» WHAT TO DO:
Substitute "Donne" for every "Femmine" in the material below and reproduce it otherwise unchanged, leaving out the pictures.

» DATA FOR THIS TASK:
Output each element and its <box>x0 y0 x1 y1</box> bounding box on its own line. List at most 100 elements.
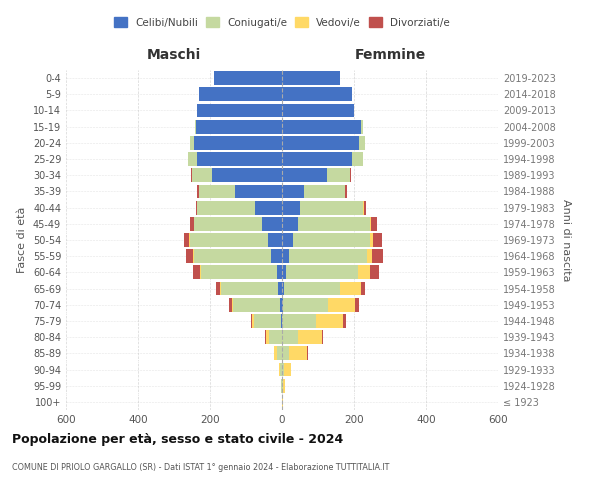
Bar <box>194 217 262 230</box>
Bar <box>282 200 300 214</box>
Bar <box>197 104 282 118</box>
Y-axis label: Fasce di età: Fasce di età <box>17 207 27 273</box>
Bar <box>282 330 298 344</box>
Bar <box>358 266 370 280</box>
Bar <box>278 282 282 296</box>
Bar <box>283 379 284 392</box>
Bar <box>277 346 282 360</box>
Bar <box>199 184 235 198</box>
Bar <box>343 314 346 328</box>
Bar <box>316 314 343 328</box>
Text: Popolazione per età, sesso e stato civile - 2024: Popolazione per età, sesso e stato civil… <box>12 432 343 446</box>
Bar <box>201 266 277 280</box>
Bar <box>345 184 347 198</box>
Bar <box>188 152 197 166</box>
Bar <box>232 298 233 312</box>
Legend: Celibi/Nubili, Coniugati/e, Vedovi/e, Divorziati/e: Celibi/Nubili, Coniugati/e, Vedovi/e, Di… <box>114 18 450 28</box>
Bar <box>282 266 286 280</box>
Bar <box>370 266 379 280</box>
Bar <box>284 282 340 296</box>
Bar <box>370 217 371 230</box>
Bar <box>193 250 194 263</box>
Bar <box>277 266 282 280</box>
Bar <box>196 120 282 134</box>
Bar <box>282 88 352 101</box>
Bar <box>282 184 304 198</box>
Bar <box>367 250 372 263</box>
Bar <box>293 233 370 247</box>
Bar <box>372 250 383 263</box>
Bar <box>352 152 363 166</box>
Bar <box>194 120 196 134</box>
Bar <box>268 233 282 247</box>
Bar <box>304 184 345 198</box>
Y-axis label: Anni di nascita: Anni di nascita <box>561 198 571 281</box>
Bar <box>289 346 307 360</box>
Bar <box>282 104 354 118</box>
Bar <box>328 298 355 312</box>
Bar <box>282 346 289 360</box>
Bar <box>254 314 281 328</box>
Bar <box>298 217 370 230</box>
Text: Femmine: Femmine <box>355 48 425 62</box>
Bar <box>269 330 282 344</box>
Bar <box>281 379 282 392</box>
Bar <box>266 330 269 344</box>
Bar <box>298 330 322 344</box>
Bar <box>286 266 358 280</box>
Bar <box>340 282 361 296</box>
Bar <box>274 346 277 360</box>
Bar <box>281 314 282 328</box>
Bar <box>197 200 255 214</box>
Bar <box>373 233 382 247</box>
Bar <box>359 136 365 149</box>
Bar <box>265 330 266 344</box>
Bar <box>282 233 293 247</box>
Bar <box>196 200 197 214</box>
Bar <box>251 314 252 328</box>
Bar <box>190 136 194 149</box>
Bar <box>194 250 271 263</box>
Bar <box>197 152 282 166</box>
Bar <box>229 298 232 312</box>
Bar <box>190 233 268 247</box>
Bar <box>216 282 220 296</box>
Bar <box>271 250 282 263</box>
Bar <box>194 136 282 149</box>
Bar <box>282 71 340 85</box>
Bar <box>307 346 308 360</box>
Bar <box>282 282 284 296</box>
Bar <box>282 362 284 376</box>
Bar <box>282 168 327 182</box>
Bar <box>283 298 328 312</box>
Bar <box>322 330 323 344</box>
Bar <box>282 217 298 230</box>
Bar <box>221 282 278 296</box>
Bar <box>212 168 282 182</box>
Bar <box>370 233 373 247</box>
Bar <box>282 120 361 134</box>
Bar <box>185 250 193 263</box>
Bar <box>282 298 283 312</box>
Bar <box>364 200 365 214</box>
Bar <box>282 314 316 328</box>
Bar <box>280 362 282 376</box>
Bar <box>371 217 377 230</box>
Bar <box>252 314 254 328</box>
Bar <box>355 298 359 312</box>
Bar <box>191 168 192 182</box>
Bar <box>282 152 352 166</box>
Bar <box>199 88 282 101</box>
Bar <box>282 250 289 263</box>
Bar <box>214 71 282 85</box>
Bar <box>327 168 350 182</box>
Bar <box>184 233 190 247</box>
Bar <box>282 379 283 392</box>
Bar <box>220 282 221 296</box>
Bar <box>282 136 359 149</box>
Bar <box>192 168 212 182</box>
Bar <box>361 120 363 134</box>
Bar <box>289 250 367 263</box>
Bar <box>361 282 365 296</box>
Bar <box>200 266 201 280</box>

» REPLY TO THE EXERCISE:
Output each element and its <box>x0 y0 x1 y1</box> bounding box on its own line. List at most 100 elements.
Bar <box>194 217 262 230</box>
Bar <box>282 200 300 214</box>
Bar <box>197 104 282 118</box>
Y-axis label: Fasce di età: Fasce di età <box>17 207 27 273</box>
Bar <box>282 330 298 344</box>
Bar <box>358 266 370 280</box>
Bar <box>278 282 282 296</box>
Bar <box>283 379 284 392</box>
Bar <box>277 346 282 360</box>
Bar <box>199 184 235 198</box>
Bar <box>343 314 346 328</box>
Bar <box>316 314 343 328</box>
Text: Popolazione per età, sesso e stato civile - 2024: Popolazione per età, sesso e stato civil… <box>12 432 343 446</box>
Bar <box>201 266 277 280</box>
Bar <box>345 184 347 198</box>
Bar <box>188 152 197 166</box>
Bar <box>232 298 233 312</box>
Legend: Celibi/Nubili, Coniugati/e, Vedovi/e, Divorziati/e: Celibi/Nubili, Coniugati/e, Vedovi/e, Di… <box>114 18 450 28</box>
Bar <box>282 266 286 280</box>
Bar <box>370 266 379 280</box>
Bar <box>284 282 340 296</box>
Bar <box>370 217 371 230</box>
Bar <box>193 250 194 263</box>
Bar <box>277 266 282 280</box>
Bar <box>196 120 282 134</box>
Bar <box>282 88 352 101</box>
Bar <box>282 184 304 198</box>
Bar <box>367 250 372 263</box>
Bar <box>293 233 370 247</box>
Bar <box>372 250 383 263</box>
Bar <box>352 152 363 166</box>
Bar <box>194 120 196 134</box>
Bar <box>268 233 282 247</box>
Bar <box>304 184 345 198</box>
Y-axis label: Anni di nascita: Anni di nascita <box>561 198 571 281</box>
Bar <box>289 346 307 360</box>
Bar <box>282 104 354 118</box>
Bar <box>328 298 355 312</box>
Bar <box>282 346 289 360</box>
Bar <box>254 314 281 328</box>
Bar <box>298 217 370 230</box>
Text: Donne: Donne <box>355 48 425 62</box>
Bar <box>269 330 282 344</box>
Bar <box>281 379 282 392</box>
Bar <box>266 330 269 344</box>
Bar <box>298 330 322 344</box>
Bar <box>286 266 358 280</box>
Bar <box>340 282 361 296</box>
Bar <box>274 346 277 360</box>
Bar <box>281 314 282 328</box>
Bar <box>197 200 255 214</box>
Bar <box>373 233 382 247</box>
Bar <box>359 136 365 149</box>
Bar <box>265 330 266 344</box>
Bar <box>282 233 293 247</box>
Bar <box>196 200 197 214</box>
Bar <box>251 314 252 328</box>
Bar <box>190 136 194 149</box>
Bar <box>194 250 271 263</box>
Bar <box>197 152 282 166</box>
Bar <box>229 298 232 312</box>
Bar <box>190 233 268 247</box>
Bar <box>216 282 220 296</box>
Bar <box>271 250 282 263</box>
Bar <box>194 136 282 149</box>
Bar <box>282 71 340 85</box>
Bar <box>307 346 308 360</box>
Bar <box>282 282 284 296</box>
Bar <box>282 362 284 376</box>
Bar <box>282 168 327 182</box>
Bar <box>283 298 328 312</box>
Bar <box>322 330 323 344</box>
Bar <box>282 217 298 230</box>
Bar <box>221 282 278 296</box>
Bar <box>212 168 282 182</box>
Bar <box>370 233 373 247</box>
Bar <box>282 120 361 134</box>
Bar <box>185 250 193 263</box>
Bar <box>282 298 283 312</box>
Bar <box>364 200 365 214</box>
Bar <box>282 314 316 328</box>
Bar <box>280 362 282 376</box>
Bar <box>371 217 377 230</box>
Bar <box>252 314 254 328</box>
Bar <box>355 298 359 312</box>
Bar <box>191 168 192 182</box>
Bar <box>282 152 352 166</box>
Bar <box>199 88 282 101</box>
Bar <box>282 250 289 263</box>
Bar <box>214 71 282 85</box>
Bar <box>327 168 350 182</box>
Bar <box>184 233 190 247</box>
Bar <box>282 379 283 392</box>
Bar <box>220 282 221 296</box>
Bar <box>282 136 359 149</box>
Bar <box>192 168 212 182</box>
Bar <box>361 120 363 134</box>
Bar <box>289 250 367 263</box>
Bar <box>361 282 365 296</box>
Bar <box>200 266 201 280</box>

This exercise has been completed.